Instructions to follow: Quote every line of the data below as it stands, omitting pictures.

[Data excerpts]
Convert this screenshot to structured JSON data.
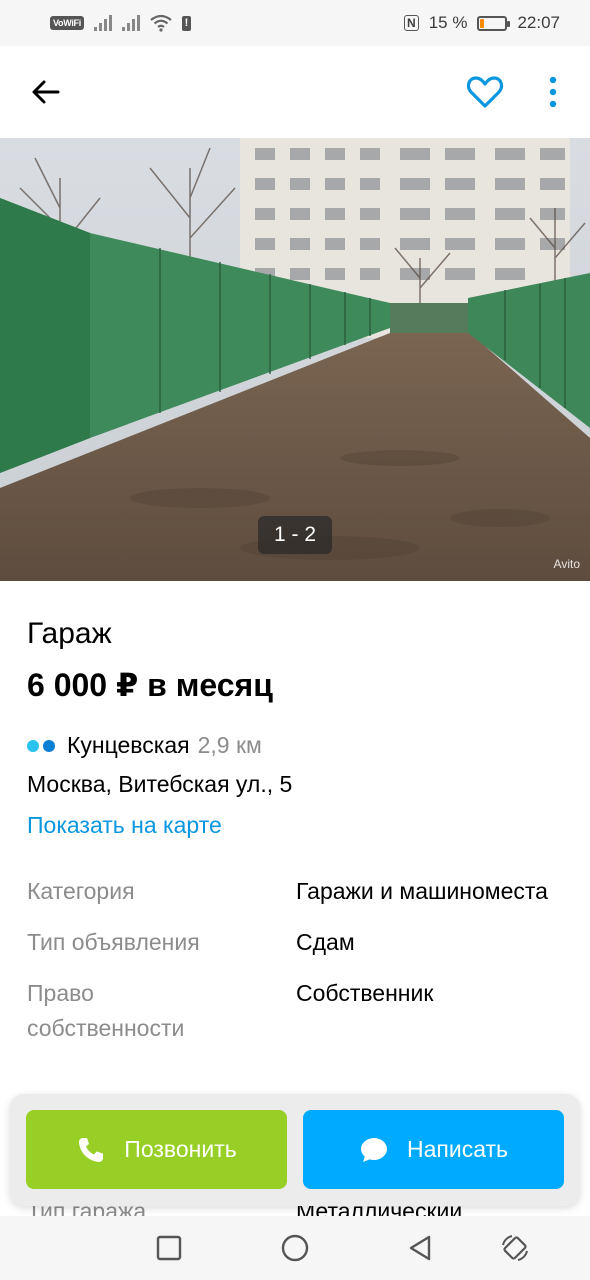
{
  "status_bar": {
    "network_badge": "VoWiFi",
    "nfc": "N",
    "battery_percent": "15 %",
    "battery_level": 0.15,
    "time": "22:07",
    "alert": "!"
  },
  "app_bar": {
    "back_icon": "arrow-left-icon",
    "favorite_icon": "heart-outline-icon",
    "more_icon": "more-vertical-icon",
    "accent_color": "#0a97e0"
  },
  "gallery": {
    "counter": "1 - 2",
    "watermark": "Avito",
    "description_icon": "photo"
  },
  "listing": {
    "title": "Гараж",
    "price": "6 000 ₽ в месяц",
    "metro": {
      "dot_colors": [
        "#2bc2f0",
        "#0a7fd6"
      ],
      "station": "Кунцевская",
      "distance": "2,9 км"
    },
    "address": "Москва, Витебская ул., 5",
    "map_link": "Показать на карте"
  },
  "params": [
    {
      "key": "Категория",
      "value": "Гаражи и машиноместа"
    },
    {
      "key": "Тип объявления",
      "value": "Сдам"
    },
    {
      "key": "Право собственности",
      "value": "Собственник"
    }
  ],
  "partial_row": {
    "key": "Тип гаража",
    "value": "Металлический"
  },
  "actions": {
    "call_label": "Позвонить",
    "call_color": "#97cf26",
    "write_label": "Написать",
    "write_color": "#00aaff"
  },
  "nav_bar": {
    "icons": [
      "recents-square-icon",
      "home-circle-icon",
      "back-triangle-icon",
      "rotate-icon"
    ]
  }
}
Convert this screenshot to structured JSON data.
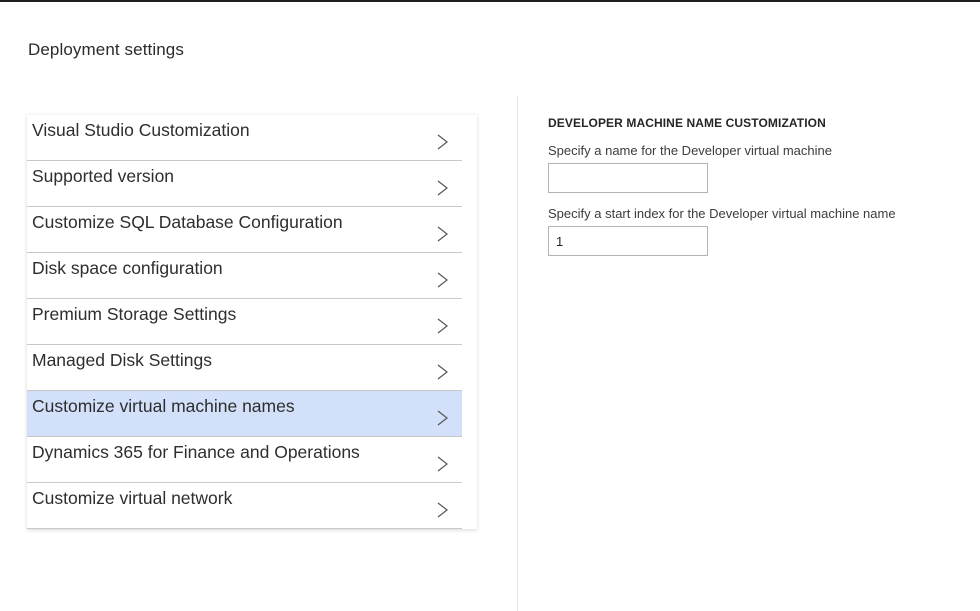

Correct output:
Convert this screenshot to structured JSON data.
{
  "status_bar": {
    "network_badge": "VoWiFi",
    "nfc": "N",
    "battery_percent": "15 %",
    "battery_level": 0.15,
    "time": "22:07",
    "alert": "!"
  },
  "app_bar": {
    "back_icon": "arrow-left-icon",
    "favorite_icon": "heart-outline-icon",
    "more_icon": "more-vertical-icon",
    "accent_color": "#0a97e0"
  },
  "gallery": {
    "counter": "1 - 2",
    "watermark": "Avito",
    "description_icon": "photo"
  },
  "listing": {
    "title": "Гараж",
    "price": "6 000 ₽ в месяц",
    "metro": {
      "dot_colors": [
        "#2bc2f0",
        "#0a7fd6"
      ],
      "station": "Кунцевская",
      "distance": "2,9 км"
    },
    "address": "Москва, Витебская ул., 5",
    "map_link": "Показать на карте"
  },
  "params": [
    {
      "key": "Категория",
      "value": "Гаражи и машиноместа"
    },
    {
      "key": "Тип объявления",
      "value": "Сдам"
    },
    {
      "key": "Право собственности",
      "value": "Собственник"
    }
  ],
  "partial_row": {
    "key": "Тип гаража",
    "value": "Металлический"
  },
  "actions": {
    "call_label": "Позвонить",
    "call_color": "#97cf26",
    "write_label": "Написать",
    "write_color": "#00aaff"
  },
  "nav_bar": {
    "icons": [
      "recents-square-icon",
      "home-circle-icon",
      "back-triangle-icon",
      "rotate-icon"
    ]
  }
}
Convert this screenshot to structured JSON data.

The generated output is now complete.